Available data:

::::::::::

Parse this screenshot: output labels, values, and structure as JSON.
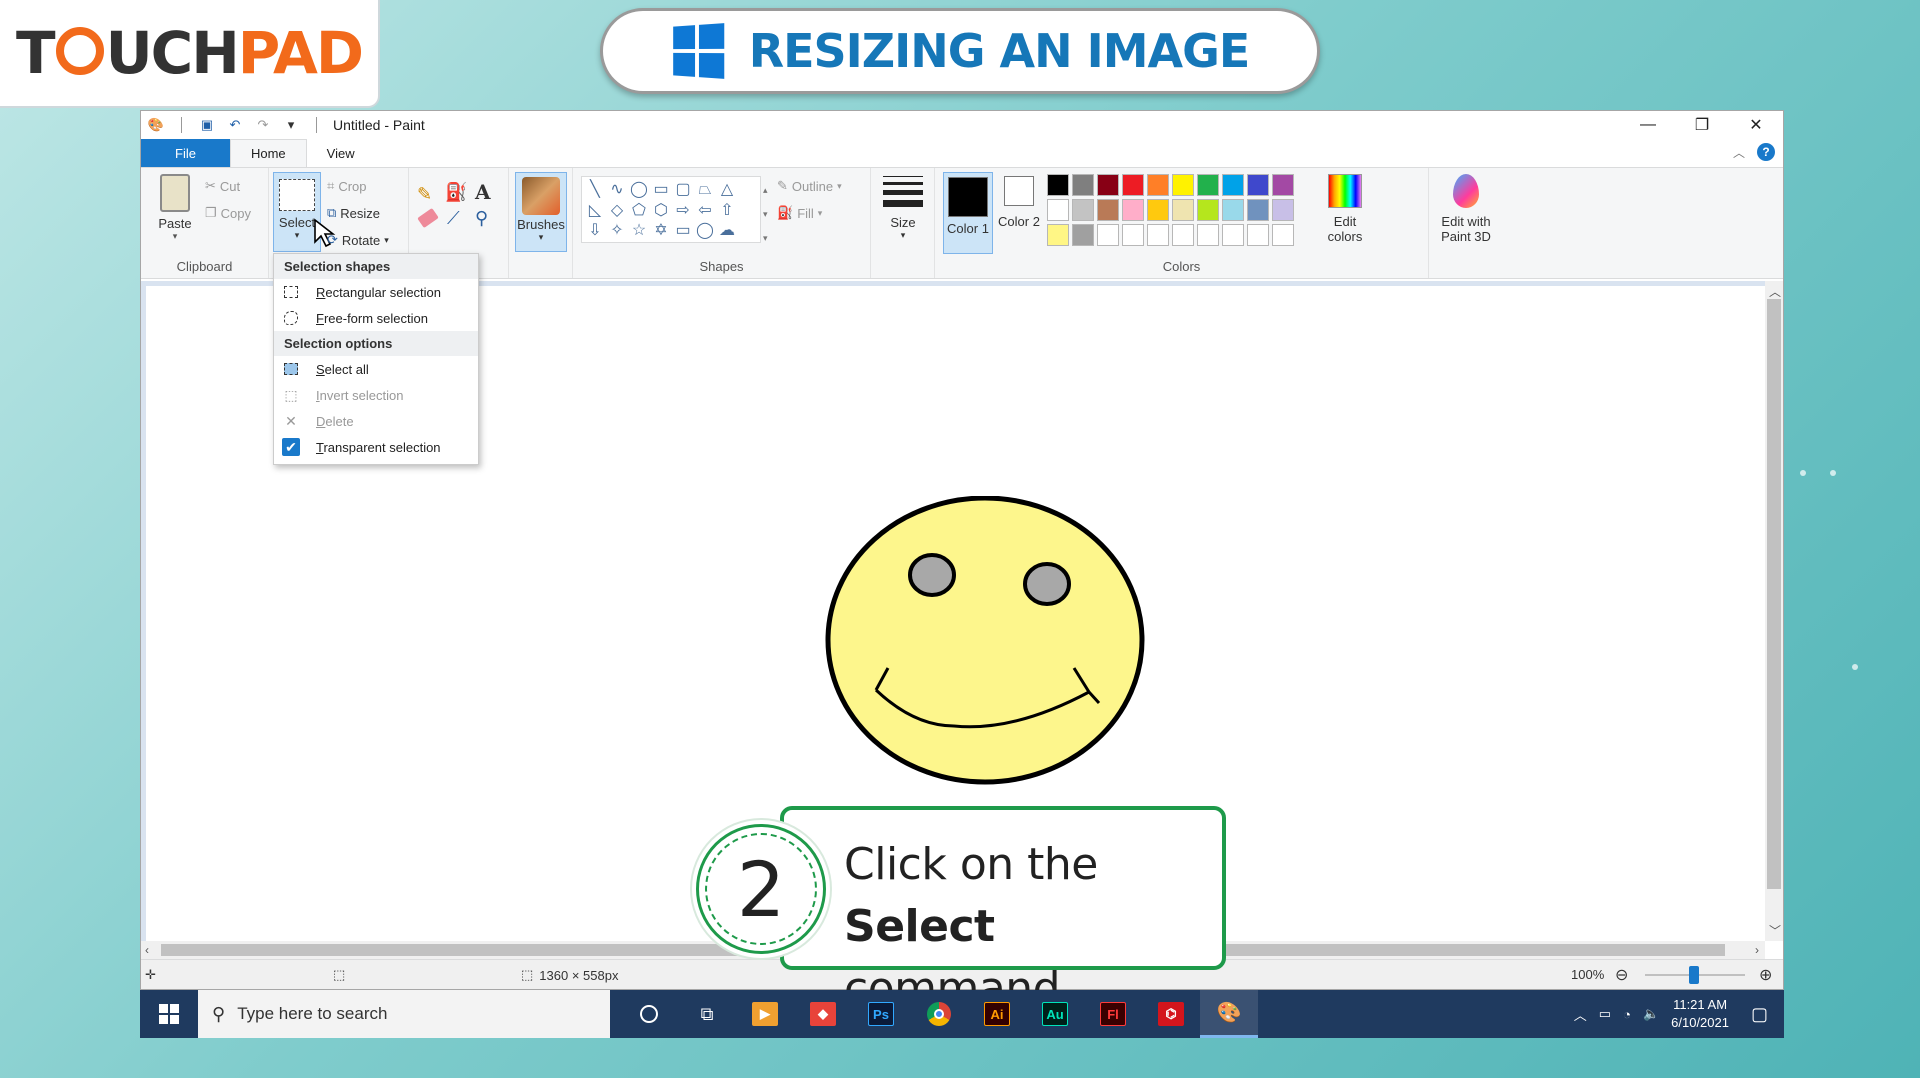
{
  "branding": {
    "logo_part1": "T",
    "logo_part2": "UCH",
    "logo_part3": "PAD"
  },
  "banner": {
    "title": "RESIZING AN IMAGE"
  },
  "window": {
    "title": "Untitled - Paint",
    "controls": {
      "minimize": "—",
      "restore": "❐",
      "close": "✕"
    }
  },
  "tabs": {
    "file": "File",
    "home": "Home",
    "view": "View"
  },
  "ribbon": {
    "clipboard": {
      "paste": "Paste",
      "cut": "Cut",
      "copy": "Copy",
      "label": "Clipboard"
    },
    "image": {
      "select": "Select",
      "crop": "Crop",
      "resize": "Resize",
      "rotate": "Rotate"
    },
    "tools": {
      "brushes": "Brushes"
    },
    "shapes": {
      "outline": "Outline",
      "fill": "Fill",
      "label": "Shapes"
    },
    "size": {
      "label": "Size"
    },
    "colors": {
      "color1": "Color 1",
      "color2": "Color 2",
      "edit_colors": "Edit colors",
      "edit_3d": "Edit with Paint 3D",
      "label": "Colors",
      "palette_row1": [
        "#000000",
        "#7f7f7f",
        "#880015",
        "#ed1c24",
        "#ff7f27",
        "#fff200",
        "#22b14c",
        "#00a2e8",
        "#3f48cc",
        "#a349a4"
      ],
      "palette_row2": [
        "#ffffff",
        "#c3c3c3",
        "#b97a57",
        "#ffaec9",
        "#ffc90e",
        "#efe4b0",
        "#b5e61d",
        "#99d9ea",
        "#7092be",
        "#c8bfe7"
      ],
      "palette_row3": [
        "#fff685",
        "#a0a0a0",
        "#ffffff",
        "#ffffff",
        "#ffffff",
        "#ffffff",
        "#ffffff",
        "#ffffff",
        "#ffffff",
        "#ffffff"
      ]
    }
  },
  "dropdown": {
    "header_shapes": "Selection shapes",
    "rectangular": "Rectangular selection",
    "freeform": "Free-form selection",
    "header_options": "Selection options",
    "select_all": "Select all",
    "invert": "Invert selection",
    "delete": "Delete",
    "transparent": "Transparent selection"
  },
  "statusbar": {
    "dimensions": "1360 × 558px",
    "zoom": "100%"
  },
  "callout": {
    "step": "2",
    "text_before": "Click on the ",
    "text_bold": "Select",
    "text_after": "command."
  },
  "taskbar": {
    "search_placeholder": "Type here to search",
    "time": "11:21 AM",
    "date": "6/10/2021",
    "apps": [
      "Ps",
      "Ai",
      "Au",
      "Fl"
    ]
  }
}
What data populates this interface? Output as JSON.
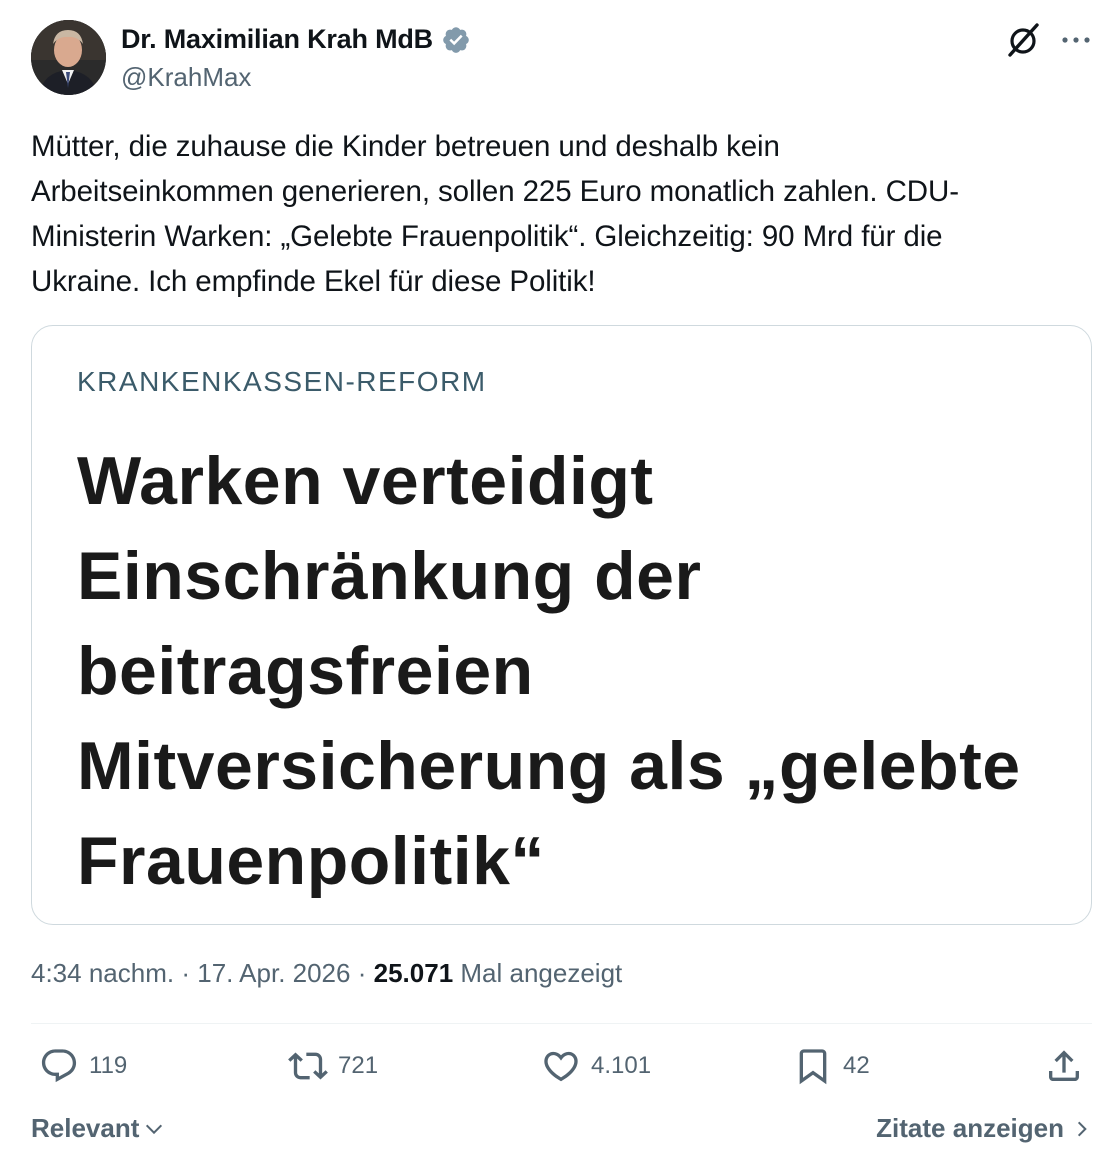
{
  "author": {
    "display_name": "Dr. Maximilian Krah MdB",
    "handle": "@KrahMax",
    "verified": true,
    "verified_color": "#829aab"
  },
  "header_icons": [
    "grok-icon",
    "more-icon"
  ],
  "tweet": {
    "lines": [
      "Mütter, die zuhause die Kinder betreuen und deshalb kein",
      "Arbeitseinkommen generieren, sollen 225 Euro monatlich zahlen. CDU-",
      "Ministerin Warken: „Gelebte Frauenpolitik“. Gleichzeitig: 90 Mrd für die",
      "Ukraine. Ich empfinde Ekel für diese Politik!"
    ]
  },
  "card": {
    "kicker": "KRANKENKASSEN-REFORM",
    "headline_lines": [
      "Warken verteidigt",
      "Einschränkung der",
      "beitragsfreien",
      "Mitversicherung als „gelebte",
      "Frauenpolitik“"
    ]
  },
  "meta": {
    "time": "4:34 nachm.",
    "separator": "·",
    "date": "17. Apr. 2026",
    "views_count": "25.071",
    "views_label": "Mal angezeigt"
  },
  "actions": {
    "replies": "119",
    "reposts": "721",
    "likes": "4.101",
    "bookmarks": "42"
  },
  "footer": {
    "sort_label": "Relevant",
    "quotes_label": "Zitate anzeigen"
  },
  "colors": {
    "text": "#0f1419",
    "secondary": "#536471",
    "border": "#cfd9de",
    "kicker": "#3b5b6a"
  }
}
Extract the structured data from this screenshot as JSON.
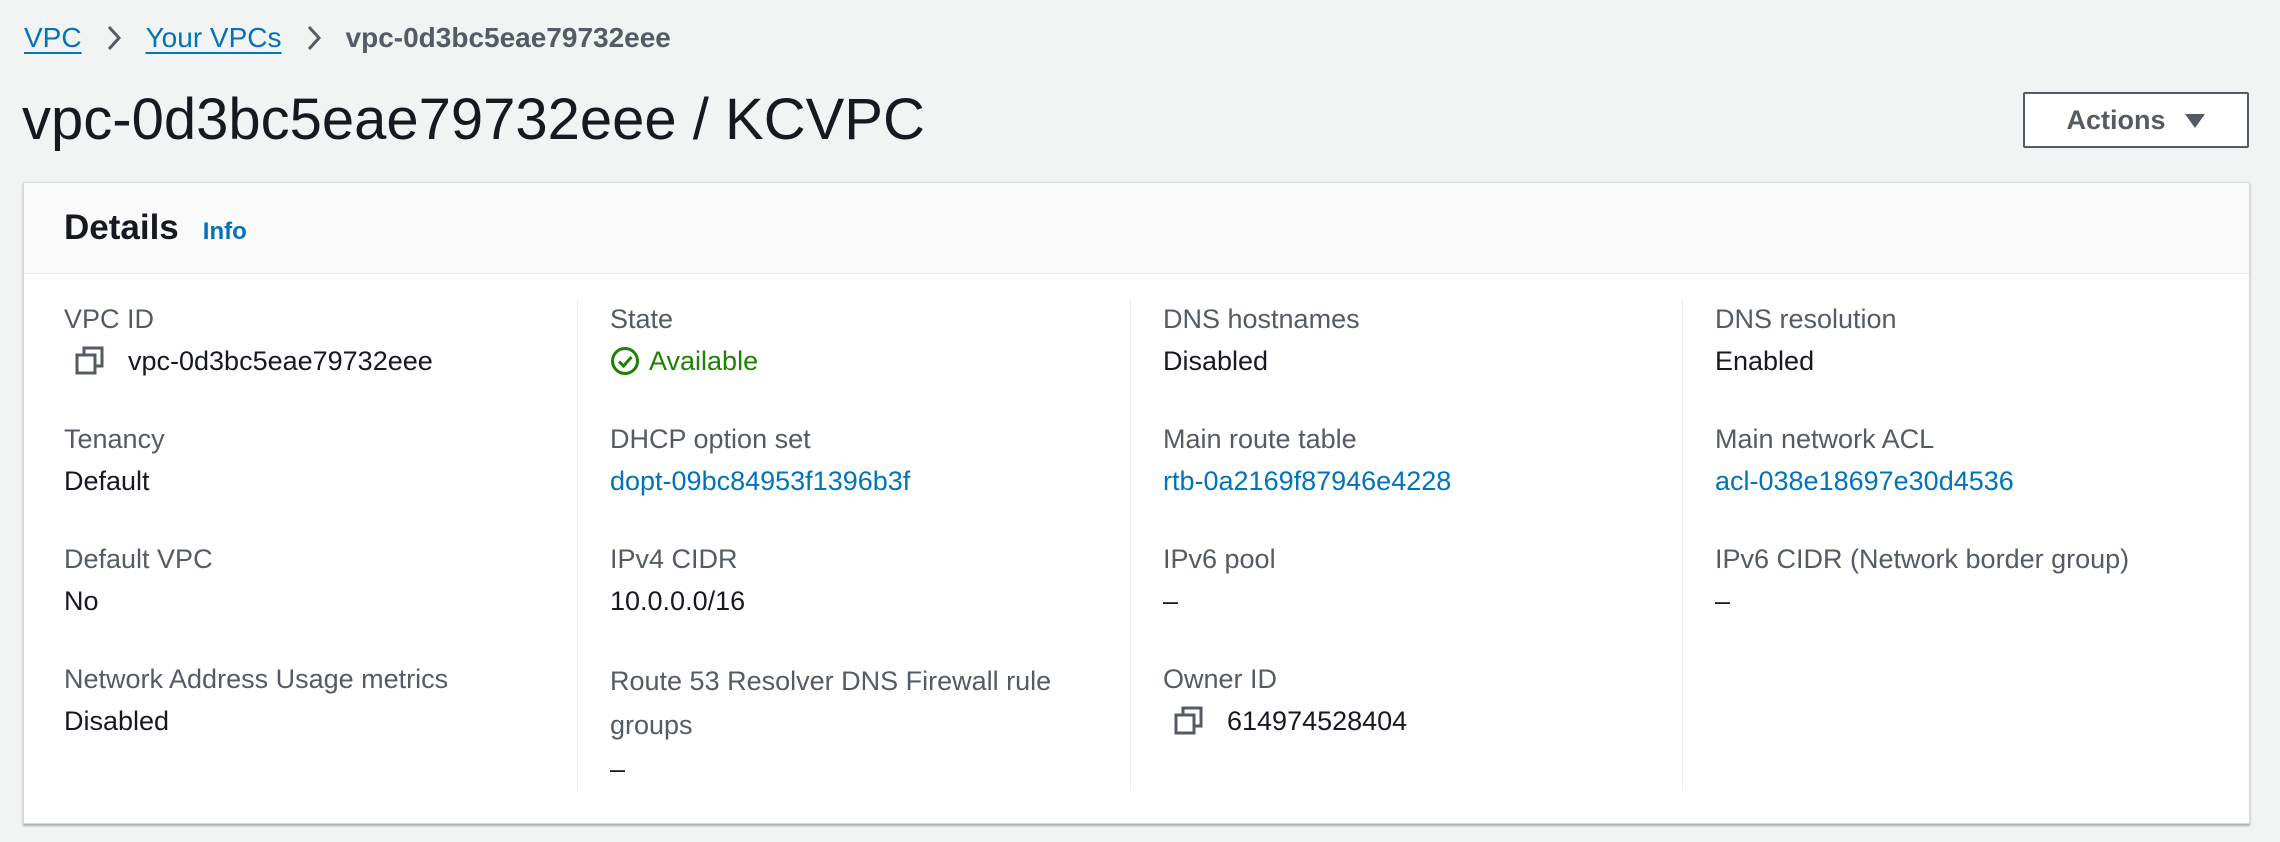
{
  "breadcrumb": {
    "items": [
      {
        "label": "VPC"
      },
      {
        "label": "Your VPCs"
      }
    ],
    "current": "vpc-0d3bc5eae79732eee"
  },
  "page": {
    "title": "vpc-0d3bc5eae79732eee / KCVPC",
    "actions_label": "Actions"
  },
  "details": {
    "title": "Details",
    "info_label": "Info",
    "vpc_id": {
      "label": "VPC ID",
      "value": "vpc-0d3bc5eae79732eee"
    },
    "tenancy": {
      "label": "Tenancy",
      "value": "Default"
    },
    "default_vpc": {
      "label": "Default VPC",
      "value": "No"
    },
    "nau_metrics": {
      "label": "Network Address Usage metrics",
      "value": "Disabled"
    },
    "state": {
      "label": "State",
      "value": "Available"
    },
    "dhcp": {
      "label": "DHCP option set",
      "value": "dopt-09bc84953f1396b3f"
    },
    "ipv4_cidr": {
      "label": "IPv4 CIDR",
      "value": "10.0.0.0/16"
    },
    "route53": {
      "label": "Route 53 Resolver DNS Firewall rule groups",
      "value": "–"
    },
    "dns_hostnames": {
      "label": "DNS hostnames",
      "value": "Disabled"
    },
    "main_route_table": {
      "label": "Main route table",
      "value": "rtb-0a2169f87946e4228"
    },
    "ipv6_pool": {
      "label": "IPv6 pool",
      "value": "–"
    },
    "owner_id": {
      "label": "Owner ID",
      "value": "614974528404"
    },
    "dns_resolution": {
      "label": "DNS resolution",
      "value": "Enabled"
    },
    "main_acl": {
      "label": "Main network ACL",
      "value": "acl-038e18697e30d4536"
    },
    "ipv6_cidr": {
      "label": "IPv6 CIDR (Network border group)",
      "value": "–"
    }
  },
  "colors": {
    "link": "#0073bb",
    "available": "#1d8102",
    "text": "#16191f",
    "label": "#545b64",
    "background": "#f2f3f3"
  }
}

::::::::::

Goal of the exercise:
Repeat all of the data above word for word, minus the pictures.

Written solution:
Parse this screenshot: output labels, values, and structure as JSON.
{
  "branding": {
    "logo_part1": "T",
    "logo_part2": "UCH",
    "logo_part3": "PAD"
  },
  "banner": {
    "title": "RESIZING AN IMAGE"
  },
  "window": {
    "title": "Untitled - Paint",
    "controls": {
      "minimize": "—",
      "restore": "❐",
      "close": "✕"
    }
  },
  "tabs": {
    "file": "File",
    "home": "Home",
    "view": "View"
  },
  "ribbon": {
    "clipboard": {
      "paste": "Paste",
      "cut": "Cut",
      "copy": "Copy",
      "label": "Clipboard"
    },
    "image": {
      "select": "Select",
      "crop": "Crop",
      "resize": "Resize",
      "rotate": "Rotate"
    },
    "tools": {
      "brushes": "Brushes"
    },
    "shapes": {
      "outline": "Outline",
      "fill": "Fill",
      "label": "Shapes"
    },
    "size": {
      "label": "Size"
    },
    "colors": {
      "color1": "Color 1",
      "color2": "Color 2",
      "edit_colors": "Edit colors",
      "edit_3d": "Edit with Paint 3D",
      "label": "Colors",
      "palette_row1": [
        "#000000",
        "#7f7f7f",
        "#880015",
        "#ed1c24",
        "#ff7f27",
        "#fff200",
        "#22b14c",
        "#00a2e8",
        "#3f48cc",
        "#a349a4"
      ],
      "palette_row2": [
        "#ffffff",
        "#c3c3c3",
        "#b97a57",
        "#ffaec9",
        "#ffc90e",
        "#efe4b0",
        "#b5e61d",
        "#99d9ea",
        "#7092be",
        "#c8bfe7"
      ],
      "palette_row3": [
        "#fff685",
        "#a0a0a0",
        "#ffffff",
        "#ffffff",
        "#ffffff",
        "#ffffff",
        "#ffffff",
        "#ffffff",
        "#ffffff",
        "#ffffff"
      ]
    }
  },
  "dropdown": {
    "header_shapes": "Selection shapes",
    "rectangular": "Rectangular selection",
    "freeform": "Free-form selection",
    "header_options": "Selection options",
    "select_all": "Select all",
    "invert": "Invert selection",
    "delete": "Delete",
    "transparent": "Transparent selection"
  },
  "statusbar": {
    "dimensions": "1360 × 558px",
    "zoom": "100%"
  },
  "callout": {
    "step": "2",
    "text_before": "Click on the ",
    "text_bold": "Select",
    "text_after": "command."
  },
  "taskbar": {
    "search_placeholder": "Type here to search",
    "time": "11:21 AM",
    "date": "6/10/2021",
    "apps": [
      "Ps",
      "Ai",
      "Au",
      "Fl"
    ]
  }
}
What data populates this interface? Output as JSON.
{
  "author": {
    "display_name": "Dr. Maximilian Krah MdB",
    "handle": "@KrahMax",
    "verified": true,
    "verified_color": "#829aab"
  },
  "header_icons": [
    "grok-icon",
    "more-icon"
  ],
  "tweet": {
    "lines": [
      "Mütter, die zuhause die Kinder betreuen und deshalb kein",
      "Arbeitseinkommen generieren, sollen 225 Euro monatlich zahlen. CDU-",
      "Ministerin Warken: „Gelebte Frauenpolitik“. Gleichzeitig: 90 Mrd für die",
      "Ukraine. Ich empfinde Ekel für diese Politik!"
    ]
  },
  "card": {
    "kicker": "KRANKENKASSEN-REFORM",
    "headline_lines": [
      "Warken verteidigt",
      "Einschränkung der",
      "beitragsfreien",
      "Mitversicherung als „gelebte",
      "Frauenpolitik“"
    ]
  },
  "meta": {
    "time": "4:34 nachm.",
    "separator": "·",
    "date": "17. Apr. 2026",
    "views_count": "25.071",
    "views_label": "Mal angezeigt"
  },
  "actions": {
    "replies": "119",
    "reposts": "721",
    "likes": "4.101",
    "bookmarks": "42"
  },
  "footer": {
    "sort_label": "Relevant",
    "quotes_label": "Zitate anzeigen"
  },
  "colors": {
    "text": "#0f1419",
    "secondary": "#536471",
    "border": "#cfd9de",
    "kicker": "#3b5b6a"
  }
}
Extract the structured data from this screenshot as JSON.
{
  "breadcrumb": {
    "items": [
      {
        "label": "VPC"
      },
      {
        "label": "Your VPCs"
      }
    ],
    "current": "vpc-0d3bc5eae79732eee"
  },
  "page": {
    "title": "vpc-0d3bc5eae79732eee / KCVPC",
    "actions_label": "Actions"
  },
  "details": {
    "title": "Details",
    "info_label": "Info",
    "vpc_id": {
      "label": "VPC ID",
      "value": "vpc-0d3bc5eae79732eee"
    },
    "tenancy": {
      "label": "Tenancy",
      "value": "Default"
    },
    "default_vpc": {
      "label": "Default VPC",
      "value": "No"
    },
    "nau_metrics": {
      "label": "Network Address Usage metrics",
      "value": "Disabled"
    },
    "state": {
      "label": "State",
      "value": "Available"
    },
    "dhcp": {
      "label": "DHCP option set",
      "value": "dopt-09bc84953f1396b3f"
    },
    "ipv4_cidr": {
      "label": "IPv4 CIDR",
      "value": "10.0.0.0/16"
    },
    "route53": {
      "label": "Route 53 Resolver DNS Firewall rule groups",
      "value": "–"
    },
    "dns_hostnames": {
      "label": "DNS hostnames",
      "value": "Disabled"
    },
    "main_route_table": {
      "label": "Main route table",
      "value": "rtb-0a2169f87946e4228"
    },
    "ipv6_pool": {
      "label": "IPv6 pool",
      "value": "–"
    },
    "owner_id": {
      "label": "Owner ID",
      "value": "614974528404"
    },
    "dns_resolution": {
      "label": "DNS resolution",
      "value": "Enabled"
    },
    "main_acl": {
      "label": "Main network ACL",
      "value": "acl-038e18697e30d4536"
    },
    "ipv6_cidr": {
      "label": "IPv6 CIDR (Network border group)",
      "value": "–"
    }
  },
  "colors": {
    "link": "#0073bb",
    "available": "#1d8102",
    "text": "#16191f",
    "label": "#545b64",
    "background": "#f2f3f3"
  }
}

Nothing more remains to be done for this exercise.